Stored data entries

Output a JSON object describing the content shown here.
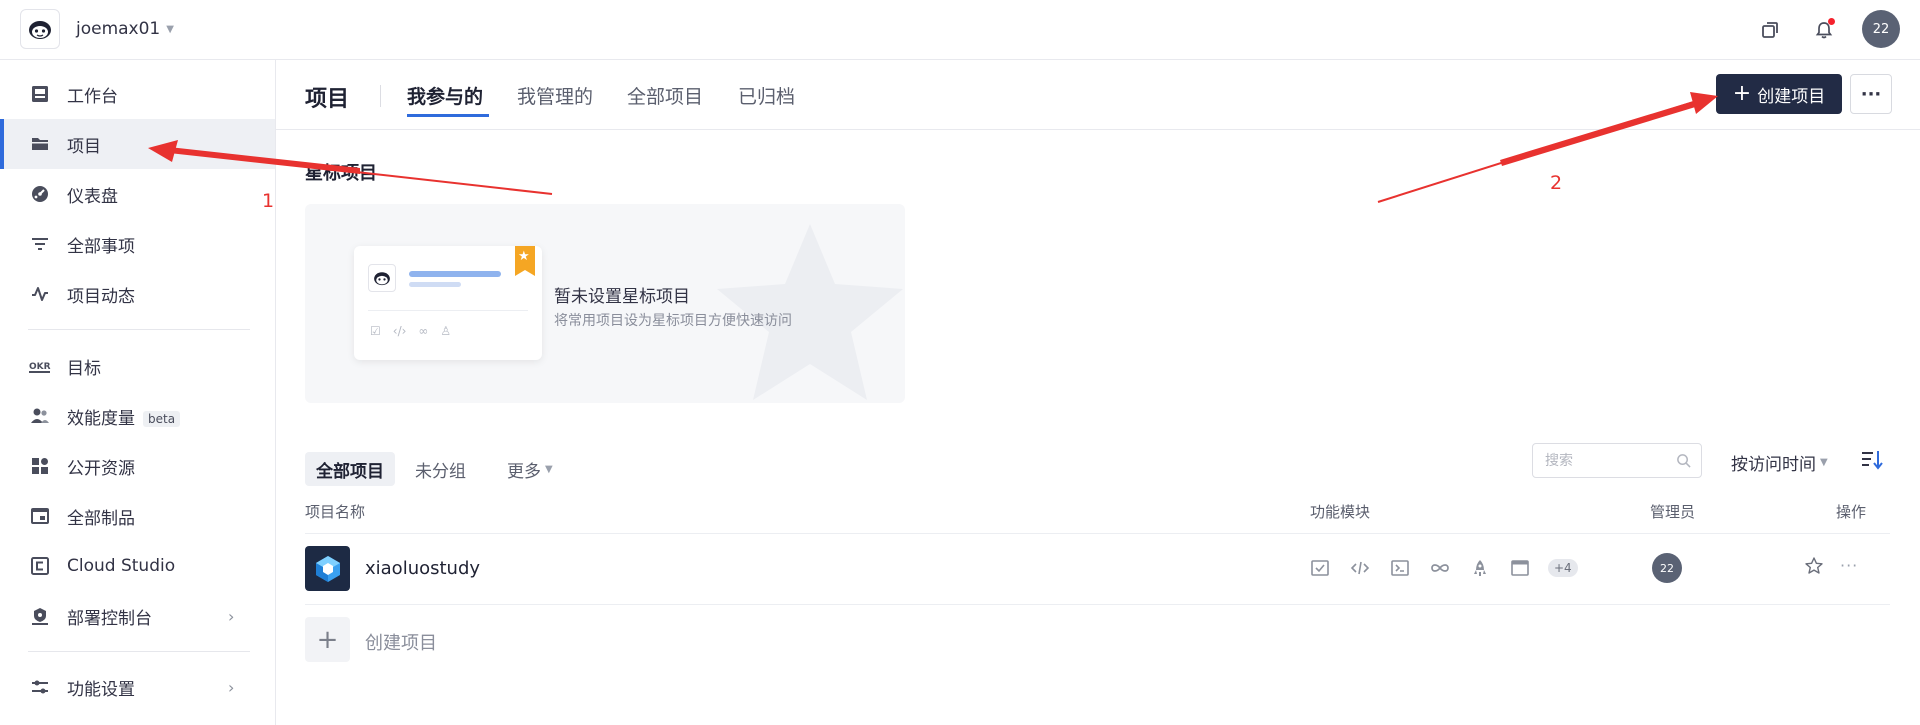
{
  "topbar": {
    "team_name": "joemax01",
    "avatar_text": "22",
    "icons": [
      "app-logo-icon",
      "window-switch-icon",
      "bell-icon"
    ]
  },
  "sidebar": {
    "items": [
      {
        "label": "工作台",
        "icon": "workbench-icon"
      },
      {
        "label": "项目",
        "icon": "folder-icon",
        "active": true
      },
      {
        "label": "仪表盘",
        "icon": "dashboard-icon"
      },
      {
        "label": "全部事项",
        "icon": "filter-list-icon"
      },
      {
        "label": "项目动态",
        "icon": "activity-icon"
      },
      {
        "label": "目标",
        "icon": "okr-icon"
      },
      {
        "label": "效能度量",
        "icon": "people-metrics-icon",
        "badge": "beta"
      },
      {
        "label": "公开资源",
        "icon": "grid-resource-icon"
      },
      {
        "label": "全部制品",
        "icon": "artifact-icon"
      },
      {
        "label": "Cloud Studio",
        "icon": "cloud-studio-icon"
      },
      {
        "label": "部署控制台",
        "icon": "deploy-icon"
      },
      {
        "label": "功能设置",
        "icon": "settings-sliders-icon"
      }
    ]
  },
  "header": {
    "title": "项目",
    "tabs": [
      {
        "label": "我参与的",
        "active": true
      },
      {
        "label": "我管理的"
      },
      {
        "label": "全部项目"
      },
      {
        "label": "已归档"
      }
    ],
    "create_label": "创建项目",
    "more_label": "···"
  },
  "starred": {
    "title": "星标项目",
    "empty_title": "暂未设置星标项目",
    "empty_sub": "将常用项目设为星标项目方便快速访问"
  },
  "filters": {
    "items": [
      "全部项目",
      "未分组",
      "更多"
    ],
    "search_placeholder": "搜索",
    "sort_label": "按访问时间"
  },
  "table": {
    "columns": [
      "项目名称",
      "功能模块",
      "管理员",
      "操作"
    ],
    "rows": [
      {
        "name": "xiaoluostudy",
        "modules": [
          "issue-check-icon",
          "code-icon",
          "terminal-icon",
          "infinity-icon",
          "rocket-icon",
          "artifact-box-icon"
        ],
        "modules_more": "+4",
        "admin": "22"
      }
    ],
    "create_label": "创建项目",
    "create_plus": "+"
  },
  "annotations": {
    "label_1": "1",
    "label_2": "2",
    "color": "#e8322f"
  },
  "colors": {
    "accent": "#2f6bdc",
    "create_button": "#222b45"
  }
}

- **Directive**
Return all of the data exactly as written, and drop the pictures.

- **Solution to this task**
Output a JSON object describing the content shown here.
{
  "topbar": {
    "team_name": "joemax01",
    "avatar_text": "22",
    "icons": [
      "app-logo-icon",
      "window-switch-icon",
      "bell-icon"
    ]
  },
  "sidebar": {
    "items": [
      {
        "label": "工作台",
        "icon": "workbench-icon"
      },
      {
        "label": "项目",
        "icon": "folder-icon",
        "active": true
      },
      {
        "label": "仪表盘",
        "icon": "dashboard-icon"
      },
      {
        "label": "全部事项",
        "icon": "filter-list-icon"
      },
      {
        "label": "项目动态",
        "icon": "activity-icon"
      },
      {
        "label": "目标",
        "icon": "okr-icon"
      },
      {
        "label": "效能度量",
        "icon": "people-metrics-icon",
        "badge": "beta"
      },
      {
        "label": "公开资源",
        "icon": "grid-resource-icon"
      },
      {
        "label": "全部制品",
        "icon": "artifact-icon"
      },
      {
        "label": "Cloud Studio",
        "icon": "cloud-studio-icon"
      },
      {
        "label": "部署控制台",
        "icon": "deploy-icon"
      },
      {
        "label": "功能设置",
        "icon": "settings-sliders-icon"
      }
    ]
  },
  "header": {
    "title": "项目",
    "tabs": [
      {
        "label": "我参与的",
        "active": true
      },
      {
        "label": "我管理的"
      },
      {
        "label": "全部项目"
      },
      {
        "label": "已归档"
      }
    ],
    "create_label": "创建项目",
    "more_label": "···"
  },
  "starred": {
    "title": "星标项目",
    "empty_title": "暂未设置星标项目",
    "empty_sub": "将常用项目设为星标项目方便快速访问"
  },
  "filters": {
    "items": [
      "全部项目",
      "未分组",
      "更多"
    ],
    "search_placeholder": "搜索",
    "sort_label": "按访问时间"
  },
  "table": {
    "columns": [
      "项目名称",
      "功能模块",
      "管理员",
      "操作"
    ],
    "rows": [
      {
        "name": "xiaoluostudy",
        "modules": [
          "issue-check-icon",
          "code-icon",
          "terminal-icon",
          "infinity-icon",
          "rocket-icon",
          "artifact-box-icon"
        ],
        "modules_more": "+4",
        "admin": "22"
      }
    ],
    "create_label": "创建项目",
    "create_plus": "+"
  },
  "annotations": {
    "label_1": "1",
    "label_2": "2",
    "color": "#e8322f"
  },
  "colors": {
    "accent": "#2f6bdc",
    "create_button": "#222b45"
  }
}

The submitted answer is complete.